### DIRECTIVE
Reproduce the entries word for word, and omit any picture you find in them.

### INPUT FOR THIS TASK

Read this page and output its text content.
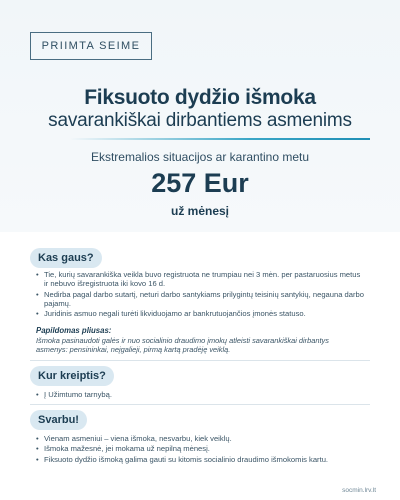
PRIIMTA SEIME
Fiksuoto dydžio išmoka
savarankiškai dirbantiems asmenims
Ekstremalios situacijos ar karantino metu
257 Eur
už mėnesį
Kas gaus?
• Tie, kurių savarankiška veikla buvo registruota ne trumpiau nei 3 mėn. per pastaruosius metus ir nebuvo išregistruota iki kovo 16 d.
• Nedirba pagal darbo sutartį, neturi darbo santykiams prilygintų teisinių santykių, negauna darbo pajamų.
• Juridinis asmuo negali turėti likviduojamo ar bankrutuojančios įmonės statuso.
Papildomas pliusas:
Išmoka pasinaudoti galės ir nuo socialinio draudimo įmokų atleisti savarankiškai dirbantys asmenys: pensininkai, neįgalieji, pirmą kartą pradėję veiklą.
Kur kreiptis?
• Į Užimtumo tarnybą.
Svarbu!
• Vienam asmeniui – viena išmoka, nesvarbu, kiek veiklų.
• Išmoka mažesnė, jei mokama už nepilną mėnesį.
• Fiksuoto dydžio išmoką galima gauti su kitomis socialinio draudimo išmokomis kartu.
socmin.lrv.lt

######

### EXERCISE RESULT
Read this page and output its text content.
PRIIMTA SEIME
Fiksuoto dydžio išmoka
savarankiškai dirbantiems asmenims
Ekstremalios situacijos ar karantino metu
257 Eur
už mėnesį
Kas gaus?
• Tie, kurių savarankiška veikla buvo registruota ne trumpiau nei 3 mėn. per pastaruosius metus ir nebuvo išregistruota iki kovo 16 d.
• Nedirba pagal darbo sutartį, neturi darbo santykiams prilygintų teisinių santykių, negauna darbo pajamų.
• Juridinis asmuo negali turėti likviduojamo ar bankrutuojančios įmonės statuso.
Papildomas pliusas:
Išmoka pasinaudoti galės ir nuo socialinio draudimo įmokų atleisti savarankiškai dirbantys asmenys: pensininkai, neįgalieji, pirmą kartą pradėję veiklą.
Kur kreiptis?
• Į Užimtumo tarnybą.
Svarbu!
• Vienam asmeniui – viena išmoka, nesvarbu, kiek veiklų.
• Išmoka mažesnė, jei mokama už nepilną mėnesį.
• Fiksuoto dydžio išmoką galima gauti su kitomis socialinio draudimo išmokomis kartu.
socmin.lrv.lt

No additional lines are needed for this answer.